**AIM OF THE TASK:**
In the data below, find each line containing the string "Campos" and return it.

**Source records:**
(begin)
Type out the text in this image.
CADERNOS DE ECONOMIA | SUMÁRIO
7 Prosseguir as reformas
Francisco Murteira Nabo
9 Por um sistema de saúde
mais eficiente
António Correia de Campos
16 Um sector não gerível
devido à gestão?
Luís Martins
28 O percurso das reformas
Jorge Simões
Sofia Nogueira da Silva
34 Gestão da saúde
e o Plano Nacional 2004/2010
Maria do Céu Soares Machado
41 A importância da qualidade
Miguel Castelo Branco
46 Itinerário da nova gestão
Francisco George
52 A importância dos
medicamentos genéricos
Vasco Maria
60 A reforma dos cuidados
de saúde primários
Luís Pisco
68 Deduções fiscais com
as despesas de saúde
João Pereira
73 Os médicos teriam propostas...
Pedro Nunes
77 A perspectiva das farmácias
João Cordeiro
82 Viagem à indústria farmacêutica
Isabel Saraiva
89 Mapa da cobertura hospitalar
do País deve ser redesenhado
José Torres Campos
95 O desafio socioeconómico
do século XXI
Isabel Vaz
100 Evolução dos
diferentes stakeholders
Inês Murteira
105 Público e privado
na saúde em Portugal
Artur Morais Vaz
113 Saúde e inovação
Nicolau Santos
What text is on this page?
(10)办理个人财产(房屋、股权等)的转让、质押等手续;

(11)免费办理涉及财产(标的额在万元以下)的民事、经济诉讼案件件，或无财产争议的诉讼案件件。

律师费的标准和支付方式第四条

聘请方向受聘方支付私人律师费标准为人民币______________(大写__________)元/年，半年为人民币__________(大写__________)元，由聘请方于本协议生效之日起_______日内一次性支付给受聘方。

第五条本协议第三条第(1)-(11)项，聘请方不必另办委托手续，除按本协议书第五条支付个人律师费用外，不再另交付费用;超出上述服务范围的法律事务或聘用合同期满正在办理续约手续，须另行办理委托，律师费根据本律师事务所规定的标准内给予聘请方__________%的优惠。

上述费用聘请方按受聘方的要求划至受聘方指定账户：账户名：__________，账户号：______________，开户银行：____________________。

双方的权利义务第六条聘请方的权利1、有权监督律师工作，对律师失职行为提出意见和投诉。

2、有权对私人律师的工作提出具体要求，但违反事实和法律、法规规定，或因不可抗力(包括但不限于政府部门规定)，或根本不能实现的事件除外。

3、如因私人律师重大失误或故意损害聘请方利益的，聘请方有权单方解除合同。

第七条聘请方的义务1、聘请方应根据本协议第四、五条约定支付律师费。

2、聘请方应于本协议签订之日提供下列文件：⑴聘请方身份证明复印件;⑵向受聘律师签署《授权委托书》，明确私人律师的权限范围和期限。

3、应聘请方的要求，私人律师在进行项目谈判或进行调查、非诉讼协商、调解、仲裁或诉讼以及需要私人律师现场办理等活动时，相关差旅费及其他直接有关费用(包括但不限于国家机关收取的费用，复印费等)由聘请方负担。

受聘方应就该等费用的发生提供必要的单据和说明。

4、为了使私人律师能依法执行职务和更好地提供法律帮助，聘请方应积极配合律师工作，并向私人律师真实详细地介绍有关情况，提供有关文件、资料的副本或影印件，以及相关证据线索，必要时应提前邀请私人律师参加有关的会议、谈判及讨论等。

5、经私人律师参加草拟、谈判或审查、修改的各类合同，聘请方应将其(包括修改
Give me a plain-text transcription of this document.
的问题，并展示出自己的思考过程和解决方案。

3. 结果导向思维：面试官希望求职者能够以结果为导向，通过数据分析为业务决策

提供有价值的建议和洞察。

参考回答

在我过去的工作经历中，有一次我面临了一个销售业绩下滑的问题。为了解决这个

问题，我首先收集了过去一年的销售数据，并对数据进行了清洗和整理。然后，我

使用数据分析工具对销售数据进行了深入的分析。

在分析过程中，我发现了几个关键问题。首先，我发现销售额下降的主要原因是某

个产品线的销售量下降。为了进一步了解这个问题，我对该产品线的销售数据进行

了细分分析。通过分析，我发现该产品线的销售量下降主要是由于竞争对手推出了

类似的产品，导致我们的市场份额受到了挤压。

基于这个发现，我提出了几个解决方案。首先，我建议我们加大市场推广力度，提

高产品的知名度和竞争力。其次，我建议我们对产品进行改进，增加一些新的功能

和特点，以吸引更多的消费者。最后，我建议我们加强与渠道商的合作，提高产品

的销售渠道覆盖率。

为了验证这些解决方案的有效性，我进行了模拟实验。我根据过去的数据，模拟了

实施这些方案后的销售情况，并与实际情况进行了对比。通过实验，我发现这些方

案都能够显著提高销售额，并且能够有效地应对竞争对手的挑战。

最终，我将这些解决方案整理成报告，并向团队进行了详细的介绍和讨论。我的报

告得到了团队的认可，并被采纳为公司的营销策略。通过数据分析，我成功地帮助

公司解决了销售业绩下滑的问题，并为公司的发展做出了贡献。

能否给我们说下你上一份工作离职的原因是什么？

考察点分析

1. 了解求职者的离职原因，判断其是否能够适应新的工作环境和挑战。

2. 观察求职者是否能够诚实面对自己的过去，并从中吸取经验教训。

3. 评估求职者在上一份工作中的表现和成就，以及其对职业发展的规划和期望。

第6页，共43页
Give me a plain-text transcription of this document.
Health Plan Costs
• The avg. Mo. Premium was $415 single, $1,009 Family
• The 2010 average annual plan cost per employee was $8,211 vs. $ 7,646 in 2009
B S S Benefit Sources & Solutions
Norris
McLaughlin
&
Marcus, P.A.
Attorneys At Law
(end)
**OUTPUT FOR THIS EXERCISE:**
António Correia de Campos
José Torres Campos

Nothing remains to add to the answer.